AIM OF THE EXERCISE:
Transcribe the part of the Lindenwood text that begins at the words "Spellmann's dream-in-progress is" and ends after "the New Millennium.", keeping every word and mark unchanged.

----- TEXT PASSAGE

At Lindenwood, Spellmann started by buying back land the university had sold for quick cash, buying whole subdivisions he could use for adult student housing ("If they get pregnant I don't have to kick them out, move them over into single-parent housing") and buying commercial property he could parlay, annex or trade to fulfill his elaborate vision of Lindenwood's future. Along the way, he made some brilliant moves: bought a country club for the cotillion; bought the boarded-up Southern Air Restaurant, where Chuck Berry allegedly videotaped the women's room. It was a mess, so he convinced Wentzville's Rotary Club to remove soggy drywall and sweep up debris; in exchange, he'd give $4,000 scholarships to students from Wentzville. (He gives that much aid to most students anyway, but the Southern Air is quite tidy now.)

By 1994, Spellmann was talking about luxury villas for alumni and several other projects, enough to alarm St. Charles residents who were afraid Spellmann was trying to run the whole city. "I'm just trying to plan my little campus," he told the St. Louis Post-Dispatch. Six years later, that little campus boasts the spectacular Hyland Performance Arena and several other multimillion-dollar facilities ("We used to say he had an edifice complex," a professor offers primly). Ground just opened for the $12 million Spellmann Center, and the president insists on showing every visitor the plans and sketches for his next projects.

Spellmann's dream-in-progress is the Daniel Boone Home, now a National Center for the Study of American Culture and Values surrounded by a living-history village. (The home itself actually belonged to Daniel's son Nathan, but luckily for Lindenwood, Dan'l died there). In 1998, the Boone home's previous owner entrusted Lindenwood with the historic site's future. He now seems to regret it; there are rumors of a lawsuit about to be filed in federal court. But Spellmann's forging ahead, planning an amphitheater, apple orchard, popcorn field and sheep farm where students will shear and weave, learning historic ways at the Frontier University of the New Millennium.

This fiscal year, the frontier university spent $17.8 million of its $56.1 million budget on capital outlay, more than $12.6 million of it in purchasing yet more property. Meanwhile, the St. Charles City Council just confirmed another pet project: straightening First Capitol Drive, with the state paying $500,000, the city paying $1.5 million and Lindenwood chipping in 75 percent of any additional costs. This will allow the university to create a majestic new entrance, expand its boundaries, build a Fine and Performing Arts Center and use the old Commerce Bank building for -- Spellmann's eyes twinkle -- the world's only drive-through registration. Service. Commercial holdouts along First Capitol are caving fast -- all but the Bargain Barn, the thrift shop with the defiant red "Have NOT sold out!" sign in its window. Word has it that if its owners don't relinquish the property soon, the city will declare eminent domain.

----------
----- DATASET ROWS

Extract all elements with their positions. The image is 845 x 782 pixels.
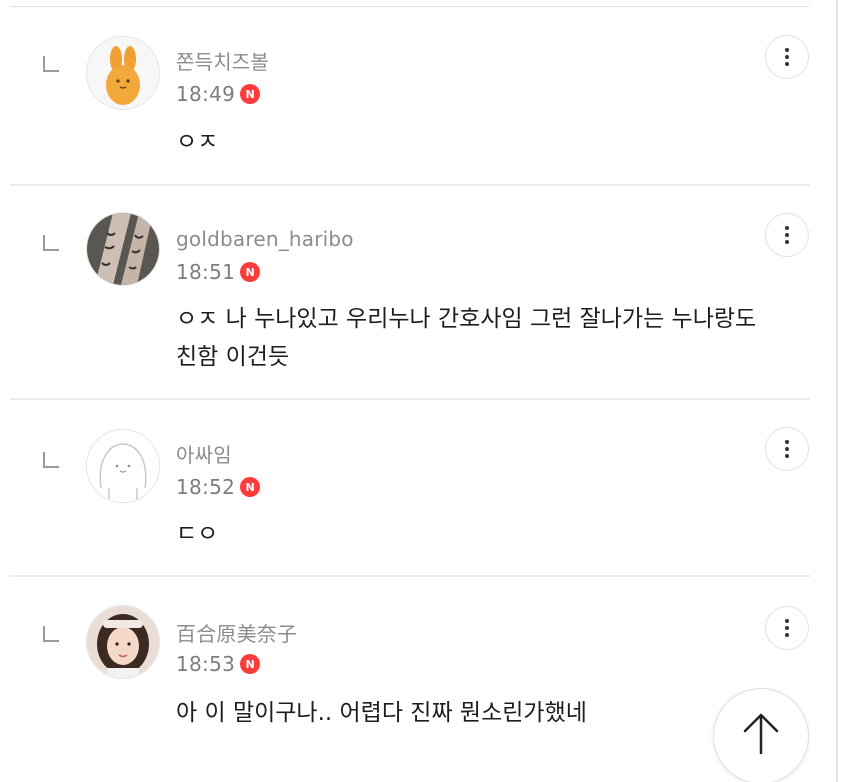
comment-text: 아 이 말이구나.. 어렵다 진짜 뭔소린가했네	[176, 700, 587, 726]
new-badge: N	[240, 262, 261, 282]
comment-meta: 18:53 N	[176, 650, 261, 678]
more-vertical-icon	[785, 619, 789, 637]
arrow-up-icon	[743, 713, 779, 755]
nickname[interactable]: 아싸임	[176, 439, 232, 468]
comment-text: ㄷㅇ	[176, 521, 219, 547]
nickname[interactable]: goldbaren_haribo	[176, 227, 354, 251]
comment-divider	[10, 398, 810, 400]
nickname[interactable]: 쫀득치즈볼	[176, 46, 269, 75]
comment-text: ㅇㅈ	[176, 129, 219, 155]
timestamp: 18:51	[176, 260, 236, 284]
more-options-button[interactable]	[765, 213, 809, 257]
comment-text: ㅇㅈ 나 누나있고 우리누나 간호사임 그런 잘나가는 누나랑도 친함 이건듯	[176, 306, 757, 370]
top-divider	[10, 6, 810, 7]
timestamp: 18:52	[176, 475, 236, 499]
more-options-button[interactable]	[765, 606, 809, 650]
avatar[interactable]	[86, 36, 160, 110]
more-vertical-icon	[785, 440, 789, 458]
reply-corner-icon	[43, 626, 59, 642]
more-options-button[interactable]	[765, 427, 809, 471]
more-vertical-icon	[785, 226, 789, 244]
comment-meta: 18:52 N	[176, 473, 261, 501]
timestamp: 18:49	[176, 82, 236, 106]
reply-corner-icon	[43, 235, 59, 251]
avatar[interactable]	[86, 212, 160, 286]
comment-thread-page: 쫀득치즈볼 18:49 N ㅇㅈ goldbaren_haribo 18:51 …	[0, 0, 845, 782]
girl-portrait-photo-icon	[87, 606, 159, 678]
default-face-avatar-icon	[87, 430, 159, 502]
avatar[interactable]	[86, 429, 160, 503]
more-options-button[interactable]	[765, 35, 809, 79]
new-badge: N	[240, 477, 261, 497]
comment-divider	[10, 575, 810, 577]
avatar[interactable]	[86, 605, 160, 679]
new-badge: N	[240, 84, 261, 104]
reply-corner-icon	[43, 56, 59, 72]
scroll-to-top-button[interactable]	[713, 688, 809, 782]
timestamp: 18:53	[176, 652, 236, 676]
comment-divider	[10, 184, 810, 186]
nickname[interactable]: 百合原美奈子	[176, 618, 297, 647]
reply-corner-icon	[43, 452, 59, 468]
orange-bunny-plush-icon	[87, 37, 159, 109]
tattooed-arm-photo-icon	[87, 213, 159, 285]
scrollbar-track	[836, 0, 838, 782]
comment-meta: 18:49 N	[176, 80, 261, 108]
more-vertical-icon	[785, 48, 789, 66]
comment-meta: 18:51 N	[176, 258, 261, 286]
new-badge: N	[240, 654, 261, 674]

----------

RESPONSE TO THE TASK:
Spellmann's dream-in-progress is the Daniel Boone Home, now a National Center for the Study of American Culture and Values surrounded by a living-history village. (The home itself actually belonged to Daniel's son Nathan, but luckily for Lindenwood, Dan'l died there). In 1998, the Boone home's previous owner entrusted Lindenwood with the historic site's future. He now seems to regret it; there are rumors of a lawsuit about to be filed in federal court. But Spellmann's forging ahead, planning an amphitheater, apple orchard, popcorn field and sheep farm where students will shear and weave, learning historic ways at the Frontier University of the New Millennium.